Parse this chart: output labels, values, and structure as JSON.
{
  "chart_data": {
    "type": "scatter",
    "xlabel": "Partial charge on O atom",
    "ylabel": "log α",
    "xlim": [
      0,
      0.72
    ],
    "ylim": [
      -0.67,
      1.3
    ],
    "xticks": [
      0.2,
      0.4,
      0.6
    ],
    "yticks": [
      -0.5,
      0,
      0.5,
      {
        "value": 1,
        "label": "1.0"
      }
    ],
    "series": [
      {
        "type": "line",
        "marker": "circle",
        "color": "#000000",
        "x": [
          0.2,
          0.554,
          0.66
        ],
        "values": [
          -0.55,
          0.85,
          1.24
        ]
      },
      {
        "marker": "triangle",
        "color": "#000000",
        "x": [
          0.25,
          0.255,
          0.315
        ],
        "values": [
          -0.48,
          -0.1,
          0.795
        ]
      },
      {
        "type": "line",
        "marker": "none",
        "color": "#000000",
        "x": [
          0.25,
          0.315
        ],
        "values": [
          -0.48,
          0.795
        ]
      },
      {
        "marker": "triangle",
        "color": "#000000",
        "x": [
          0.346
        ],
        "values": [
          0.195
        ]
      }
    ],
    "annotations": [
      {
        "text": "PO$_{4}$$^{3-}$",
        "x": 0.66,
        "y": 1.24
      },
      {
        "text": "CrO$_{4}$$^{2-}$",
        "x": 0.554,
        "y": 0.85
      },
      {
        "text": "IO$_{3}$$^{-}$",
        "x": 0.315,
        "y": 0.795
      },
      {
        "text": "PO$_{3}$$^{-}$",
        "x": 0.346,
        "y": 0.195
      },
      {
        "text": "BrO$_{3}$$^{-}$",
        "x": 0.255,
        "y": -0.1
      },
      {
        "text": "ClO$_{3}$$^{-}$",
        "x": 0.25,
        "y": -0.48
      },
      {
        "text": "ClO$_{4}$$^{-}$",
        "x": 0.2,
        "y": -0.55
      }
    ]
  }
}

# # #

• [To be done] Only a number is expected here: the count of lines in the listing that hold the string "marker".

• [Solution] 4